Listed entries:

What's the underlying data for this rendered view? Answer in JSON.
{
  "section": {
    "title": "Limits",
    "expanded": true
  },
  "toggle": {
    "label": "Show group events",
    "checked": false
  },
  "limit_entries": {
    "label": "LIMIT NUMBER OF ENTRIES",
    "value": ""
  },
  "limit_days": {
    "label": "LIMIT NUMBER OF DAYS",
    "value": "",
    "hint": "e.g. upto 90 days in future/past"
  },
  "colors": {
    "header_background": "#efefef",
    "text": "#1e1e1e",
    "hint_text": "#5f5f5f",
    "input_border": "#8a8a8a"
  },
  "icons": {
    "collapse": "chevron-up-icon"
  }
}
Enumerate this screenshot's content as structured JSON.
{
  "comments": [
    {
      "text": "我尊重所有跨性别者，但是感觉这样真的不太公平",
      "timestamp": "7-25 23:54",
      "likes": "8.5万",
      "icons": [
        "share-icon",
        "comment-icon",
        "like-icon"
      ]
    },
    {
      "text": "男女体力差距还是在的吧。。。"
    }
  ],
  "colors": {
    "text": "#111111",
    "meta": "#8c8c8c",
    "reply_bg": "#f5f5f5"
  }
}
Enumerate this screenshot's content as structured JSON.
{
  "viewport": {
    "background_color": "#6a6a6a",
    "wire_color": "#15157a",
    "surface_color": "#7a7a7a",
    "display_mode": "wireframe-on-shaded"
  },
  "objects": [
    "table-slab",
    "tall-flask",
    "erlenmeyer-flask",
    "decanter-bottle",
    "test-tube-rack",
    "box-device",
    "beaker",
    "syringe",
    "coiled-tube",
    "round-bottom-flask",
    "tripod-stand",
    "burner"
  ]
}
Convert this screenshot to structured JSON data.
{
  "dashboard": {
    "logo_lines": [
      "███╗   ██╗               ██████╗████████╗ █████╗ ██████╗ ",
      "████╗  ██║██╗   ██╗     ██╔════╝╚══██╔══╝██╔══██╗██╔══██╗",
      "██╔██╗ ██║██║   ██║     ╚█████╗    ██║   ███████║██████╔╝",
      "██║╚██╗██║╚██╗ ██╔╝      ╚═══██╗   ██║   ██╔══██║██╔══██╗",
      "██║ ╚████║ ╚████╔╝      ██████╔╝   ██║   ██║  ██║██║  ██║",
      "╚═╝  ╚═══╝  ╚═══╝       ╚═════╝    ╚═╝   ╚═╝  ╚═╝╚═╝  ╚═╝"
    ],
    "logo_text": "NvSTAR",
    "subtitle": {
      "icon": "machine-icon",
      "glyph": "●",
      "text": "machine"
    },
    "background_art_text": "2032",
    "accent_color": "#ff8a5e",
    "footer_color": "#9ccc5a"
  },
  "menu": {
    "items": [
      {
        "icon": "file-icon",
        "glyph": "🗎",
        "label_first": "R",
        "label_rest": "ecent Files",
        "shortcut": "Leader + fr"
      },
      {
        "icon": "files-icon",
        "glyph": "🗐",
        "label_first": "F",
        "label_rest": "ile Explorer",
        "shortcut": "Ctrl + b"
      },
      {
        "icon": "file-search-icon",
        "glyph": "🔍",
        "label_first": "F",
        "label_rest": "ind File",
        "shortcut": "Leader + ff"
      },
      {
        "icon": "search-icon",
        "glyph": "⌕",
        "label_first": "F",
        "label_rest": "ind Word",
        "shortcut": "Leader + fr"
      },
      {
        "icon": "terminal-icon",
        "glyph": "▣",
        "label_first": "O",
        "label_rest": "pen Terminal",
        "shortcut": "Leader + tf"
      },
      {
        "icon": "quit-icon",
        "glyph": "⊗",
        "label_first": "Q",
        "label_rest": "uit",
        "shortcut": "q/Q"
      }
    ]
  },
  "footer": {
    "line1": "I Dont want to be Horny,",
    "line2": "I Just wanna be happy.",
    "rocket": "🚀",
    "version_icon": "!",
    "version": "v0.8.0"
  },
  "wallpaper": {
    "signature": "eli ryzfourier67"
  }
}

Written problem: Which lines contain the word "glyph"? Return each of them.

The response:
      "glyph": "●",
        "glyph": "🗎",
        "glyph": "🗐",
        "glyph": "🔍",
        "glyph": "⌕",
        "glyph": "▣",
        "glyph": "⊗",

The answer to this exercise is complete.